WHAT IS ASKED
Transcribe the material exactly. Images do not belong in the copy.

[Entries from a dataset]
==*==
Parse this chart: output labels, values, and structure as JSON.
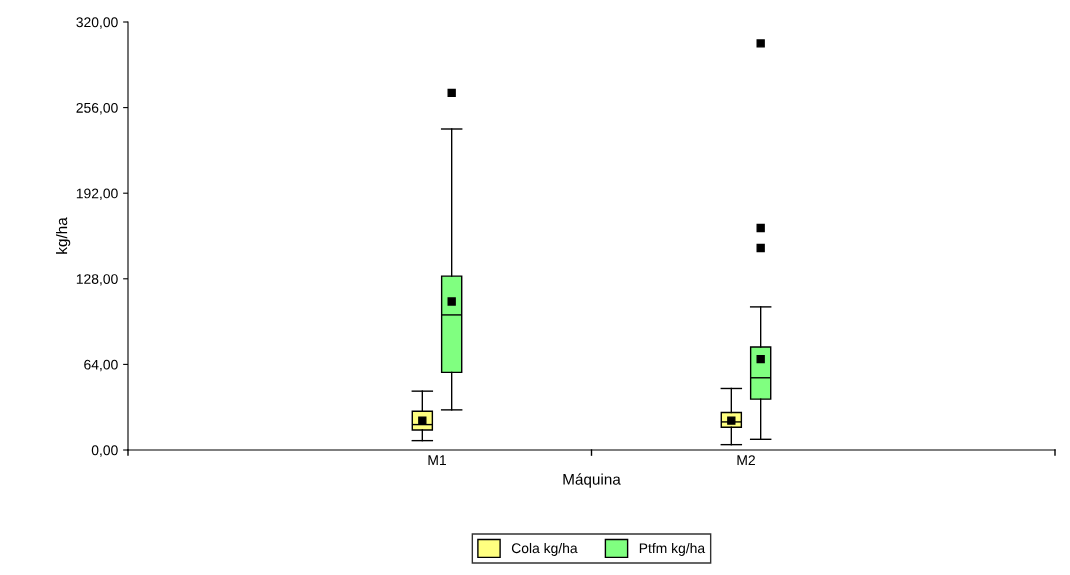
{
  "chart_data": {
    "type": "box",
    "xlabel": "Máquina",
    "ylabel": "kg/ha",
    "categories": [
      "M1",
      "M2"
    ],
    "series": [
      {
        "name": "Cola kg/ha",
        "color": "#ffff80",
        "boxes": [
          {
            "low": 7,
            "q1": 15,
            "median": 19,
            "q3": 29,
            "high": 44,
            "mean": 22
          },
          {
            "low": 4,
            "q1": 17,
            "median": 21,
            "q3": 28,
            "high": 46,
            "mean": 22
          }
        ]
      },
      {
        "name": "Ptfm kg/ha",
        "color": "#80ff80",
        "boxes": [
          {
            "low": 30,
            "q1": 58,
            "median": 101,
            "q3": 130,
            "high": 240,
            "mean": 111,
            "outliers": [
              267
            ]
          },
          {
            "low": 8,
            "q1": 38,
            "median": 54,
            "q3": 77,
            "high": 107,
            "mean": 68,
            "outliers": [
              151,
              166,
              304
            ]
          }
        ]
      }
    ],
    "ylim": [
      0,
      320
    ],
    "yticks": [
      {
        "value": 0,
        "label": "0,00"
      },
      {
        "value": 64,
        "label": "64,00"
      },
      {
        "value": 128,
        "label": "128,00"
      },
      {
        "value": 192,
        "label": "192,00"
      },
      {
        "value": 256,
        "label": "256,00"
      },
      {
        "value": 320,
        "label": "320,00"
      }
    ],
    "grid": false,
    "legend": "bottom",
    "marker": "square"
  }
}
==*==
RESULT OF THE TASK
Parse this chart: output labels, values, and structure as JSON.
{
  "chart_data": {
    "type": "box",
    "xlabel": "Máquina",
    "ylabel": "kg/ha",
    "categories": [
      "M1",
      "M2"
    ],
    "series": [
      {
        "name": "Cola kg/ha",
        "color": "#ffff80",
        "boxes": [
          {
            "low": 7,
            "q1": 15,
            "median": 19,
            "q3": 29,
            "high": 44,
            "mean": 22
          },
          {
            "low": 4,
            "q1": 17,
            "median": 21,
            "q3": 28,
            "high": 46,
            "mean": 22
          }
        ]
      },
      {
        "name": "Ptfm kg/ha",
        "color": "#80ff80",
        "boxes": [
          {
            "low": 30,
            "q1": 58,
            "median": 101,
            "q3": 130,
            "high": 240,
            "mean": 111,
            "outliers": [
              267
            ]
          },
          {
            "low": 8,
            "q1": 38,
            "median": 54,
            "q3": 77,
            "high": 107,
            "mean": 68,
            "outliers": [
              151,
              166,
              304
            ]
          }
        ]
      }
    ],
    "ylim": [
      0,
      320
    ],
    "yticks": [
      {
        "value": 0,
        "label": "0,00"
      },
      {
        "value": 64,
        "label": "64,00"
      },
      {
        "value": 128,
        "label": "128,00"
      },
      {
        "value": 192,
        "label": "192,00"
      },
      {
        "value": 256,
        "label": "256,00"
      },
      {
        "value": 320,
        "label": "320,00"
      }
    ],
    "grid": false,
    "legend": "bottom",
    "marker": "square"
  }
}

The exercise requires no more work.